> **Problem to work on**
Copy out every one of the records below word for word, leaving out the pictures.

> **Records to use**
══════

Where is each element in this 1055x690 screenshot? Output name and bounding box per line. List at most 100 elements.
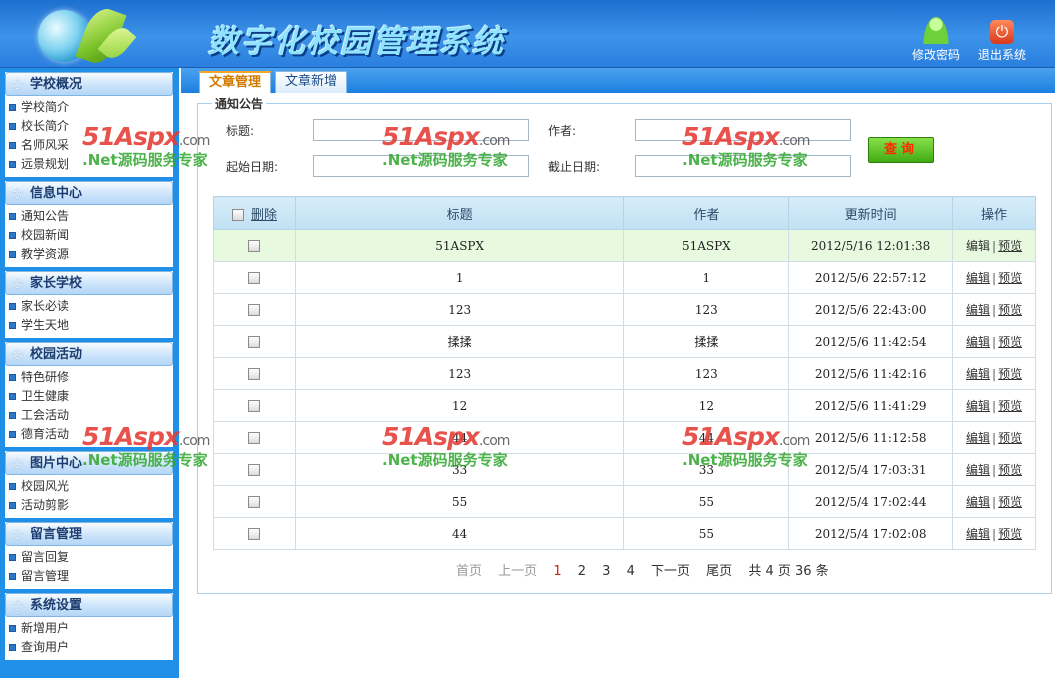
edit-link[interactable]: 编辑	[966, 431, 990, 445]
sidebar-group: ✩ 校园活动特色研修卫生健康工会活动 德育活动	[5, 342, 173, 447]
sidebar-item[interactable]: 远景规划	[5, 155, 173, 174]
sidebar-item[interactable]: 活动剪影	[5, 496, 173, 515]
sidebar-item[interactable]: 校园风光	[5, 477, 173, 496]
edit-link[interactable]: 编辑	[966, 367, 990, 381]
row-ops: 编辑 | 预览	[952, 421, 1036, 454]
edit-link[interactable]: 编辑	[966, 463, 990, 477]
table-row: 揉揉 揉揉 2012/5/6 11:42:54 编辑 | 预览	[213, 325, 1036, 358]
edit-link[interactable]: 编辑	[966, 271, 990, 285]
sidebar-item[interactable]: 校园新闻	[5, 226, 173, 245]
page-link-3[interactable]: 3	[602, 564, 610, 579]
sidebar-item[interactable]: 通知公告	[5, 207, 173, 226]
start-date-input[interactable]	[313, 155, 529, 177]
prev-page-link[interactable]: 上一页	[498, 564, 537, 579]
table-row: 55 55 2012/5/4 17:02:44 编辑 | 预览	[213, 485, 1036, 518]
sidebar-group-header[interactable]: ✩ 学校概况	[5, 72, 173, 96]
sidebar-item[interactable]: 查询用户	[5, 638, 173, 657]
delete-link[interactable]: 删除	[251, 208, 277, 223]
table-row: 123 123 2012/5/6 22:43:00 编辑 | 预览	[213, 293, 1036, 326]
first-page-link[interactable]: 首页	[456, 564, 482, 579]
sidebar-item[interactable]: 德育活动	[5, 425, 173, 444]
sidebar-group-header[interactable]: ✩ 留言管理	[5, 522, 173, 546]
sidebar-group-header[interactable]: ✩ 家长学校	[5, 271, 173, 295]
bullet-icon	[9, 123, 16, 130]
row-author: 123	[623, 357, 790, 390]
preview-link[interactable]: 预览	[998, 431, 1022, 445]
row-checkbox[interactable]	[248, 272, 261, 284]
query-button[interactable]: 查询	[868, 137, 934, 163]
row-checkbox[interactable]	[248, 432, 261, 444]
edit-link[interactable]: 编辑	[966, 399, 990, 413]
sidebar-group-header[interactable]: ✩ 系统设置	[5, 593, 173, 617]
row-checkbox[interactable]	[248, 400, 261, 412]
bullet-icon	[9, 502, 16, 509]
preview-link[interactable]: 预览	[998, 239, 1022, 253]
sidebar-item[interactable]: 名师风采	[5, 136, 173, 155]
user-icon	[923, 16, 949, 44]
sidebar-item[interactable]: 留言管理	[5, 567, 173, 586]
sidebar-item[interactable]: 工会活动	[5, 406, 173, 425]
sidebar-group-header[interactable]: ✩ 校园活动	[5, 342, 173, 366]
edit-link[interactable]: 编辑	[966, 527, 990, 541]
preview-link[interactable]: 预览	[998, 335, 1022, 349]
row-checkbox[interactable]	[248, 240, 261, 252]
title-input[interactable]	[313, 119, 529, 141]
sidebar-item[interactable]: 特色研修	[5, 368, 173, 387]
sidebar-item[interactable]: 卫生健康	[5, 387, 173, 406]
preview-link[interactable]: 预览	[998, 463, 1022, 477]
edit-link[interactable]: 编辑	[966, 495, 990, 509]
last-page-link[interactable]: 尾页	[706, 564, 732, 579]
preview-link[interactable]: 预览	[998, 527, 1022, 541]
sidebar-group-header[interactable]: ✩ 图片中心	[5, 451, 173, 475]
row-checkbox[interactable]	[248, 464, 261, 476]
bullet-icon	[9, 644, 16, 651]
edit-link[interactable]: 编辑	[966, 239, 990, 253]
logout-button[interactable]: 退出系统	[978, 16, 1026, 63]
sidebar-item[interactable]: 校长简介	[5, 117, 173, 136]
preview-link[interactable]: 预览	[998, 303, 1022, 317]
page-summary: 共 4 页 36 条	[748, 564, 829, 579]
change-password-button[interactable]: 修改密码	[912, 16, 960, 63]
sidebar-item-label: 校园新闻	[21, 228, 70, 242]
end-date-input[interactable]	[635, 155, 851, 177]
preview-link[interactable]: 预览	[998, 271, 1022, 285]
sidebar-group-header[interactable]: ✩ 信息中心	[5, 181, 173, 205]
sidebar-item-label: 教学资源	[21, 247, 70, 261]
edit-link[interactable]: 编辑	[966, 335, 990, 349]
bullet-icon	[9, 322, 16, 329]
preview-link[interactable]: 预览	[998, 367, 1022, 381]
row-checkbox[interactable]	[248, 368, 261, 380]
row-title: 55	[294, 485, 625, 518]
page-link-2[interactable]: 2	[578, 564, 586, 579]
select-all-checkbox[interactable]	[231, 209, 244, 221]
end-date-label: 截止日期:	[548, 160, 601, 174]
title-label: 标题:	[226, 124, 255, 138]
sidebar-item[interactable]: 家长必读	[5, 297, 173, 316]
star-icon: ✩	[11, 526, 24, 544]
bullet-icon	[9, 213, 16, 220]
row-checkbox[interactable]	[248, 496, 261, 508]
tab-bar: 文章管理 文章新增	[181, 68, 1055, 93]
sidebar-group: ✩ 学校概况学校简介 校长简介 名师风采 远景规划	[5, 72, 173, 177]
sidebar-item[interactable]: 学校简介	[5, 98, 173, 117]
row-checkbox[interactable]	[248, 336, 261, 348]
row-checkbox[interactable]	[248, 528, 261, 540]
author-input[interactable]	[635, 119, 851, 141]
row-ops: 编辑 | 预览	[952, 357, 1036, 390]
sidebar-item[interactable]: 新增用户	[5, 619, 173, 638]
sidebar-item[interactable]: 留言回复	[5, 548, 173, 567]
row-checkbox[interactable]	[248, 304, 261, 316]
page-link-4[interactable]: 4	[627, 564, 635, 579]
tab-article-manage[interactable]: 文章管理	[199, 71, 272, 93]
next-page-link[interactable]: 下一页	[651, 564, 690, 579]
tab-article-add[interactable]: 文章新增	[275, 71, 348, 93]
sidebar-item-label: 留言管理	[21, 569, 70, 583]
sidebar-item[interactable]: 学生天地	[5, 316, 173, 335]
preview-link[interactable]: 预览	[998, 399, 1022, 413]
preview-link[interactable]: 预览	[998, 495, 1022, 509]
edit-link[interactable]: 编辑	[966, 303, 990, 317]
sidebar-item[interactable]: 教学资源	[5, 245, 173, 264]
page-link-1[interactable]: 1	[553, 564, 561, 579]
star-icon: ✩	[11, 275, 24, 293]
sidebar-item-label: 卫生健康	[21, 389, 70, 403]
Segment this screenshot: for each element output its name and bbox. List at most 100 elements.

══════

> **Answer to the problem**
Where is each element in this 1055x690 screenshot? Output name and bounding box per line. List at most 100 elements.
edit-link[interactable]: 编辑	[966, 431, 990, 445]
sidebar-group: ✩ 校园活动特色研修卫生健康工会活动 德育活动	[5, 342, 173, 447]
sidebar-item[interactable]: 远景规划	[5, 155, 173, 174]
sidebar-item[interactable]: 活动剪影	[5, 496, 173, 515]
sidebar-item[interactable]: 校园风光	[5, 477, 173, 496]
edit-link[interactable]: 编辑	[966, 367, 990, 381]
row-ops: 编辑 | 预览	[952, 421, 1036, 454]
edit-link[interactable]: 编辑	[966, 463, 990, 477]
table-row: 揉揉 揉揉 2012/5/6 11:42:54 编辑 | 预览	[213, 325, 1036, 358]
edit-link[interactable]: 编辑	[966, 271, 990, 285]
sidebar-item[interactable]: 校园新闻	[5, 226, 173, 245]
page-link-3[interactable]: 3	[602, 564, 610, 579]
sidebar-item[interactable]: 通知公告	[5, 207, 173, 226]
start-date-input[interactable]	[313, 155, 529, 177]
prev-page-link[interactable]: 上一页	[498, 564, 537, 579]
table-row: 55 55 2012/5/4 17:02:44 编辑 | 预览	[213, 485, 1036, 518]
sidebar-group-header[interactable]: ✩ 学校概况	[5, 72, 173, 96]
sidebar-item[interactable]: 查询用户	[5, 638, 173, 657]
delete-link[interactable]: 删除	[251, 208, 277, 223]
table-row: 123 123 2012/5/6 22:43:00 编辑 | 预览	[213, 293, 1036, 326]
first-page-link[interactable]: 首页	[456, 564, 482, 579]
sidebar-item[interactable]: 德育活动	[5, 425, 173, 444]
sidebar-group-header[interactable]: ✩ 留言管理	[5, 522, 173, 546]
sidebar-group-header[interactable]: ✩ 家长学校	[5, 271, 173, 295]
bullet-icon	[9, 123, 16, 130]
row-author: 123	[623, 357, 790, 390]
preview-link[interactable]: 预览	[998, 431, 1022, 445]
row-checkbox[interactable]	[248, 272, 261, 284]
query-button[interactable]: 查询	[868, 137, 934, 163]
row-checkbox[interactable]	[248, 432, 261, 444]
edit-link[interactable]: 编辑	[966, 399, 990, 413]
sidebar-group-header[interactable]: ✩ 系统设置	[5, 593, 173, 617]
row-checkbox[interactable]	[248, 400, 261, 412]
bullet-icon	[9, 502, 16, 509]
preview-link[interactable]: 预览	[998, 239, 1022, 253]
sidebar-item[interactable]: 名师风采	[5, 136, 173, 155]
user-icon	[923, 16, 949, 44]
sidebar-item[interactable]: 留言管理	[5, 567, 173, 586]
sidebar-item[interactable]: 工会活动	[5, 406, 173, 425]
sidebar-group-header[interactable]: ✩ 校园活动	[5, 342, 173, 366]
edit-link[interactable]: 编辑	[966, 527, 990, 541]
preview-link[interactable]: 预览	[998, 335, 1022, 349]
row-checkbox[interactable]	[248, 240, 261, 252]
title-input[interactable]	[313, 119, 529, 141]
sidebar-item[interactable]: 特色研修	[5, 368, 173, 387]
sidebar-item[interactable]: 卫生健康	[5, 387, 173, 406]
preview-link[interactable]: 预览	[998, 463, 1022, 477]
edit-link[interactable]: 编辑	[966, 495, 990, 509]
last-page-link[interactable]: 尾页	[706, 564, 732, 579]
preview-link[interactable]: 预览	[998, 527, 1022, 541]
sidebar-group-header[interactable]: ✩ 图片中心	[5, 451, 173, 475]
row-checkbox[interactable]	[248, 464, 261, 476]
bullet-icon	[9, 644, 16, 651]
edit-link[interactable]: 编辑	[966, 239, 990, 253]
logout-button[interactable]: 退出系统	[978, 16, 1026, 63]
sidebar-item[interactable]: 校长简介	[5, 117, 173, 136]
preview-link[interactable]: 预览	[998, 303, 1022, 317]
page-summary: 共 4 页 36 条	[748, 564, 829, 579]
change-password-button[interactable]: 修改密码	[912, 16, 960, 63]
sidebar-item-label: 校园新闻	[21, 228, 70, 242]
end-date-input[interactable]	[635, 155, 851, 177]
preview-link[interactable]: 预览	[998, 271, 1022, 285]
sidebar-group-header[interactable]: ✩ 信息中心	[5, 181, 173, 205]
sidebar-item-label: 教学资源	[21, 247, 70, 261]
edit-link[interactable]: 编辑	[966, 335, 990, 349]
bullet-icon	[9, 322, 16, 329]
preview-link[interactable]: 预览	[998, 367, 1022, 381]
row-checkbox[interactable]	[248, 368, 261, 380]
row-title: 55	[294, 485, 625, 518]
page-link-2[interactable]: 2	[578, 564, 586, 579]
select-all-checkbox[interactable]	[231, 209, 244, 221]
end-date-label: 截止日期:	[548, 160, 601, 174]
title-label: 标题:	[226, 124, 255, 138]
sidebar-item[interactable]: 家长必读	[5, 297, 173, 316]
star-icon: ✩	[11, 526, 24, 544]
bullet-icon	[9, 213, 16, 220]
row-checkbox[interactable]	[248, 496, 261, 508]
tab-bar: 文章管理 文章新增	[181, 68, 1055, 93]
sidebar-group: ✩ 学校概况学校简介 校长简介 名师风采 远景规划	[5, 72, 173, 177]
sidebar-item[interactable]: 学校简介	[5, 98, 173, 117]
row-checkbox[interactable]	[248, 336, 261, 348]
row-checkbox[interactable]	[248, 528, 261, 540]
author-input[interactable]	[635, 119, 851, 141]
row-ops: 编辑 | 预览	[952, 357, 1036, 390]
sidebar-item[interactable]: 新增用户	[5, 619, 173, 638]
sidebar-item[interactable]: 留言回复	[5, 548, 173, 567]
row-checkbox[interactable]	[248, 304, 261, 316]
page-link-4[interactable]: 4	[627, 564, 635, 579]
tab-article-manage[interactable]: 文章管理	[199, 71, 272, 93]
next-page-link[interactable]: 下一页	[651, 564, 690, 579]
tab-article-add[interactable]: 文章新增	[275, 71, 348, 93]
sidebar-item-label: 留言管理	[21, 569, 70, 583]
sidebar-item[interactable]: 学生天地	[5, 316, 173, 335]
preview-link[interactable]: 预览	[998, 399, 1022, 413]
preview-link[interactable]: 预览	[998, 495, 1022, 509]
edit-link[interactable]: 编辑	[966, 303, 990, 317]
sidebar-item[interactable]: 教学资源	[5, 245, 173, 264]
page-link-1[interactable]: 1	[553, 564, 561, 579]
star-icon: ✩	[11, 275, 24, 293]
sidebar-item-label: 卫生健康	[21, 389, 70, 403]
Segment this screenshot: for each element output its name and bbox. List at most 100 elements.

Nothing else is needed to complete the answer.